[Start of Given entries]

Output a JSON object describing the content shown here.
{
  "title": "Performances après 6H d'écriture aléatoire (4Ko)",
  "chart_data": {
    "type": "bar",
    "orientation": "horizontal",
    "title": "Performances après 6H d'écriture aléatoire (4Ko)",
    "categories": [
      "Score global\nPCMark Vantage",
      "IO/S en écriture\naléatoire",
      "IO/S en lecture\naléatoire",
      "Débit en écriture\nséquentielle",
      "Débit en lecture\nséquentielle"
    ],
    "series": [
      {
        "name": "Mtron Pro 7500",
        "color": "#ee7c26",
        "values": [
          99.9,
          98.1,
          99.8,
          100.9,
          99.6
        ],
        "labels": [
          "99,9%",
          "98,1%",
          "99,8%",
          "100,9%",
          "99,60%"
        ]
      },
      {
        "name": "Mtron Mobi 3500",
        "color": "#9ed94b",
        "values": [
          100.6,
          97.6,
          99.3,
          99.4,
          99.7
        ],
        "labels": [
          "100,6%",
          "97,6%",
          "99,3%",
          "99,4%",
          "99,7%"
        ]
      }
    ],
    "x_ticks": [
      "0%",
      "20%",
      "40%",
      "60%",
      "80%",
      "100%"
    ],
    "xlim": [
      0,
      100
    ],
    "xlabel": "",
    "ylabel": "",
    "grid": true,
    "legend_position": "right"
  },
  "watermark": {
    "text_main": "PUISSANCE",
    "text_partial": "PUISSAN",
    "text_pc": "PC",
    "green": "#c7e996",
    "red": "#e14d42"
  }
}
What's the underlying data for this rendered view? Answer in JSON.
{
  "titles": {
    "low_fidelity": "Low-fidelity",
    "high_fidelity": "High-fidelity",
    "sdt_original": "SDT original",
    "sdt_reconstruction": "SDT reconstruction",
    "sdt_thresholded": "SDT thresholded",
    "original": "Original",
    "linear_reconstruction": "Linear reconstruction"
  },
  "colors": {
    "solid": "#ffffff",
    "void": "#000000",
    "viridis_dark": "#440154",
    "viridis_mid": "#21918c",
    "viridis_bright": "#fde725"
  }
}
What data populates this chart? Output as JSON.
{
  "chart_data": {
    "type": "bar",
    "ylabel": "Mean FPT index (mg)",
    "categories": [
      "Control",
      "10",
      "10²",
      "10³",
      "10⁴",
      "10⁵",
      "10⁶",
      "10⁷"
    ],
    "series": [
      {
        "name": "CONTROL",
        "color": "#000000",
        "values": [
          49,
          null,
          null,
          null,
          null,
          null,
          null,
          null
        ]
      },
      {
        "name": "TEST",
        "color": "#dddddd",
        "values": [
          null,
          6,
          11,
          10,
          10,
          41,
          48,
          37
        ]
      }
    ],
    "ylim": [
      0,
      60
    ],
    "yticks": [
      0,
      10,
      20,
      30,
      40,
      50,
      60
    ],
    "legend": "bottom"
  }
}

[End of Given entries]

* What to produce *
Quote exactly and only the lines from the one holding "What's the underlying" through the end of the data.

* Response to the task *
What's the underlying data for this rendered view? Answer in JSON.
{
  "titles": {
    "low_fidelity": "Low-fidelity",
    "high_fidelity": "High-fidelity",
    "sdt_original": "SDT original",
    "sdt_reconstruction": "SDT reconstruction",
    "sdt_thresholded": "SDT thresholded",
    "original": "Original",
    "linear_reconstruction": "Linear reconstruction"
  },
  "colors": {
    "solid": "#ffffff",
    "void": "#000000",
    "viridis_dark": "#440154",
    "viridis_mid": "#21918c",
    "viridis_bright": "#fde725"
  }
}
What data populates this chart? Output as JSON.
{
  "chart_data": {
    "type": "bar",
    "ylabel": "Mean FPT index (mg)",
    "categories": [
      "Control",
      "10",
      "10²",
      "10³",
      "10⁴",
      "10⁵",
      "10⁶",
      "10⁷"
    ],
    "series": [
      {
        "name": "CONTROL",
        "color": "#000000",
        "values": [
          49,
          null,
          null,
          null,
          null,
          null,
          null,
          null
        ]
      },
      {
        "name": "TEST",
        "color": "#dddddd",
        "values": [
          null,
          6,
          11,
          10,
          10,
          41,
          48,
          37
        ]
      }
    ],
    "ylim": [
      0,
      60
    ],
    "yticks": [
      0,
      10,
      20,
      30,
      40,
      50,
      60
    ],
    "legend": "bottom"
  }
}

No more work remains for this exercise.